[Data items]
>> start
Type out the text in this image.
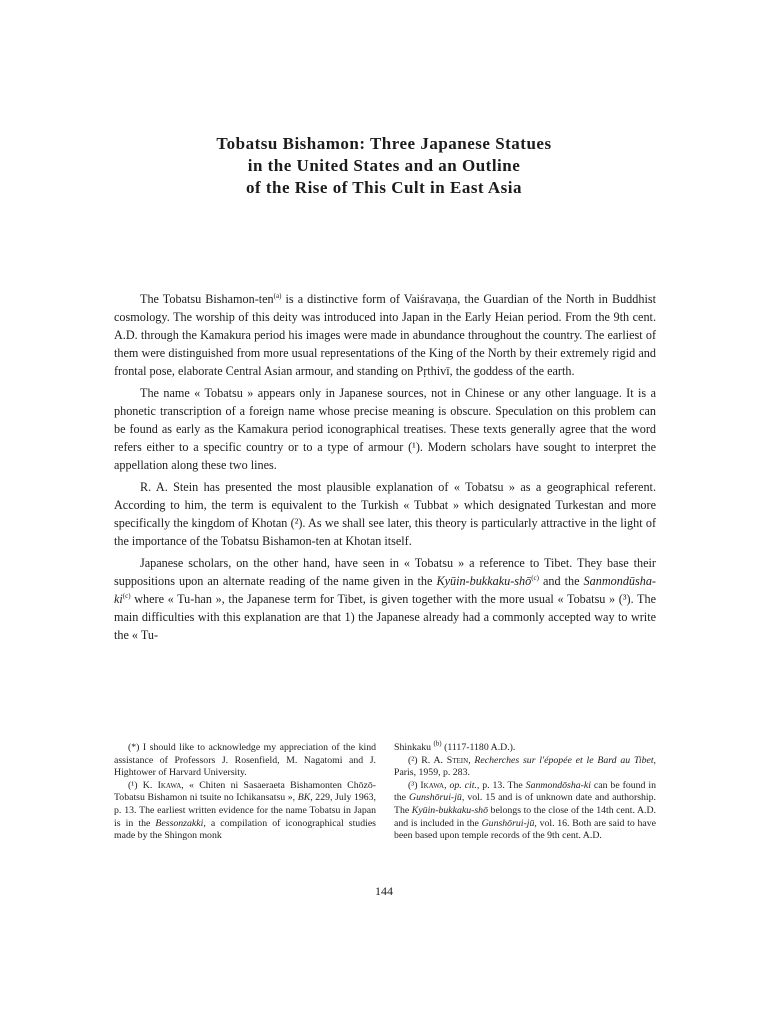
Tobatsu Bishamon: Three Japanese Statues
in the United States and an Outline
of the Rise of This Cult in East Asia

The Tobatsu Bishamon-ten$^{(a)}$ is a distinctive form of Vaiśravaṇa, the Guardian of the North in Buddhist cosmology. The worship of this deity was introduced into Japan in the Early Heian period. From the 9th cent. A.D. through the Kamakura period his images were made in abundance throughout the country. The earliest of them were distinguished from more usual representations of the King of the North by their extremely rigid and frontal pose, elaborate Central Asian armour, and standing on Pṛthivī, the goddess of the earth.

The name « Tobatsu » appears only in Japanese sources, not in Chinese or any other language. It is a phonetic transcription of a foreign name whose precise meaning is obscure. Speculation on this problem can be found as early as the Kamakura period iconographical treatises. These texts generally agree that the word refers either to a specific country or to a type of armour (¹). Modern scholars have sought to interpret the appellation along these two lines.

R. A. Stein has presented the most plausible explanation of « Tobatsu » as a geographical referent. According to him, the term is equivalent to the Turkish « Tubbat » which designated Turkestan and more specifically the kingdom of Khotan (²). As we shall see later, this theory is particularly attractive in the light of the importance of the Tobatsu Bishamon-ten at Khotan itself.

Japanese scholars, on the other hand, have seen in « Tobatsu » a reference to Tibet. They base their suppositions upon an alternate reading of the name given in the Kyūin-bukkaku-shō$^{(c)}$ and the Sanmondūsha-$ki^{(c)}$ where « Tu-han », the Japanese term for Tibet, is given together with the more usual « Tobatsu » (³). The main difficulties with this explanation are that 1) the Japanese already had a commonly accepted way to write the « Tu-

(*) I should like to acknowledge my appreciation of the kind assistance of Professors J. Rosenfield, M. Nagatomi and J. Hightower of Harvard University.

(¹) K. Ikawa, « Chiten ni Sasaeraeta Bishamonten Chōzō-Tobatsu Bishamon ni tsuite no Ichikansatsu », BK, 229, July 1963, p. 13. The earliest written evidence for the name Tobatsu in Japan is in the Bessonzakki, a compilation of iconographical studies made by the Shingon monk

Shinkaku $^{(b)}$ (1117-1180 A.D.).

(²) R. A. Stein, Recherches sur l'épopée et le Bard au Tibet, Paris, 1959, p. 283.

(³) Ikawa, op. cit., p. 13. The Sanmondōsha-ki can be found in the Gunshōrui-jū, vol. 15 and is of unknown date and authorship. The Kyūin-bukkaku-shō belongs to the close of the 14th cent. A.D. and is included in the Gunshōrui-jū, vol. 16. Both are said to have been based upon temple records of the 9th cent. A.D.

144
>> end
- _WRITTEN TASK_
Where a line contains the string "have", extract that line.

- _FINAL ANSWER_
The name « Tobatsu » appears only in Japanese sources, not in Chinese or any other language. It is a phonetic transcription of a foreign name whose precise meaning is obscure. Speculation on this problem can be found as early as the Kamakura period iconographical treatises. These texts generally agree that the word refers either to a specific country or to a type of armour (¹). Modern scholars have sought to interpret the appellation along these two lines.
Japanese scholars, on the other hand, have seen in « Tobatsu » a reference to Tibet. They base their suppositions upon an alternate reading of the name given in the Kyūin-bukkaku-shō$^{(c)}$ and the Sanmondūsha-$ki^{(c)}$ where « Tu-han », the Japanese term for Tibet, is given together with the more usual « Tobatsu » (³). The main difficulties with this explanation are that 1) the Japanese already had a commonly accepted way to write the « Tu-
(³) Ikawa, op. cit., p. 13. The Sanmondōsha-ki can be found in the Gunshōrui-jū, vol. 15 and is of unknown date and authorship. The Kyūin-bukkaku-shō belongs to the close of the 14th cent. A.D. and is included in the Gunshōrui-jū, vol. 16. Both are said to have been based upon temple records of the 9th cent. A.D.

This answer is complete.